### Objective
Pictures in the records should not be copied, but every other part must be repeated exactly.

### Supplied information
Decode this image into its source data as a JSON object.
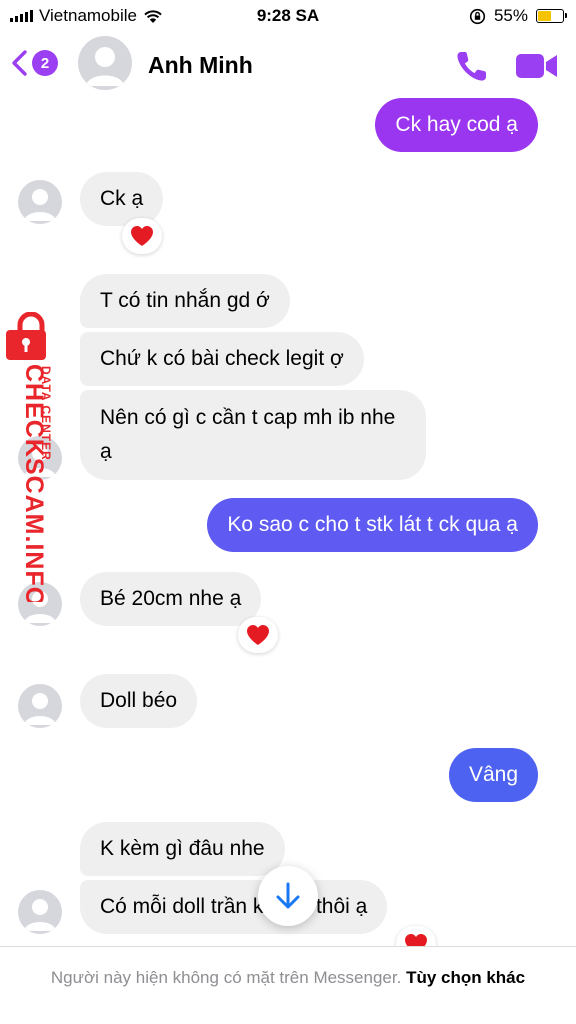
{
  "status_bar": {
    "carrier": "Vietnamobile",
    "time": "9:28 SA",
    "battery": "55%",
    "battery_level": 0.55
  },
  "header": {
    "back_badge": "2",
    "contact_name": "Anh Minh",
    "call_icon": "phone-icon",
    "video_icon": "video-camera-icon"
  },
  "colors": {
    "accent": "#9b3ff2",
    "outgoing_top": "#a033f0",
    "outgoing_bottom": "#5a5cf2",
    "incoming": "#efeff0",
    "watermark": "#e8262b"
  },
  "messages": [
    {
      "sender": "me",
      "text": "Ck hay cod ạ"
    },
    {
      "sender": "them",
      "text": "Ck ạ",
      "reaction": "heart"
    },
    {
      "sender": "them",
      "text": "T có tin nhắn gd ớ"
    },
    {
      "sender": "them",
      "text": "Chứ k có bài check legit ợ"
    },
    {
      "sender": "them",
      "text": "Nên có gì c cần t cap mh ib nhe ạ"
    },
    {
      "sender": "me",
      "text": "Ko sao c cho t stk lát t ck qua ạ"
    },
    {
      "sender": "them",
      "text": "Bé 20cm nhe ạ",
      "reaction": "heart"
    },
    {
      "sender": "them",
      "text": "Doll béo"
    },
    {
      "sender": "me",
      "text": "Vâng"
    },
    {
      "sender": "them",
      "text": "K kèm gì đâu nhe"
    },
    {
      "sender": "them",
      "text": "Có mỗi doll trần không thôi ạ",
      "reaction": "heart"
    }
  ],
  "watermark": {
    "main": "CHECKSCAM.INFO",
    "sub": "DATA CENTER"
  },
  "footer": {
    "notice": "Người này hiện không có mặt trên Messenger.",
    "more_options": "Tùy chọn khác"
  }
}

### Reply to the task
Decode this image into its source data as a JSON object.
{
  "status_bar": {
    "carrier": "Vietnamobile",
    "time": "9:28 SA",
    "battery": "55%",
    "battery_level": 0.55
  },
  "header": {
    "back_badge": "2",
    "contact_name": "Anh Minh",
    "call_icon": "phone-icon",
    "video_icon": "video-camera-icon"
  },
  "colors": {
    "accent": "#9b3ff2",
    "outgoing_top": "#a033f0",
    "outgoing_bottom": "#5a5cf2",
    "incoming": "#efeff0",
    "watermark": "#e8262b"
  },
  "messages": [
    {
      "sender": "me",
      "text": "Ck hay cod ạ"
    },
    {
      "sender": "them",
      "text": "Ck ạ",
      "reaction": "heart"
    },
    {
      "sender": "them",
      "text": "T có tin nhắn gd ớ"
    },
    {
      "sender": "them",
      "text": "Chứ k có bài check legit ợ"
    },
    {
      "sender": "them",
      "text": "Nên có gì c cần t cap mh ib nhe ạ"
    },
    {
      "sender": "me",
      "text": "Ko sao c cho t stk lát t ck qua ạ"
    },
    {
      "sender": "them",
      "text": "Bé 20cm nhe ạ",
      "reaction": "heart"
    },
    {
      "sender": "them",
      "text": "Doll béo"
    },
    {
      "sender": "me",
      "text": "Vâng"
    },
    {
      "sender": "them",
      "text": "K kèm gì đâu nhe"
    },
    {
      "sender": "them",
      "text": "Có mỗi doll trần không thôi ạ",
      "reaction": "heart"
    }
  ],
  "watermark": {
    "main": "CHECKSCAM.INFO",
    "sub": "DATA CENTER"
  },
  "footer": {
    "notice": "Người này hiện không có mặt trên Messenger.",
    "more_options": "Tùy chọn khác"
  }
}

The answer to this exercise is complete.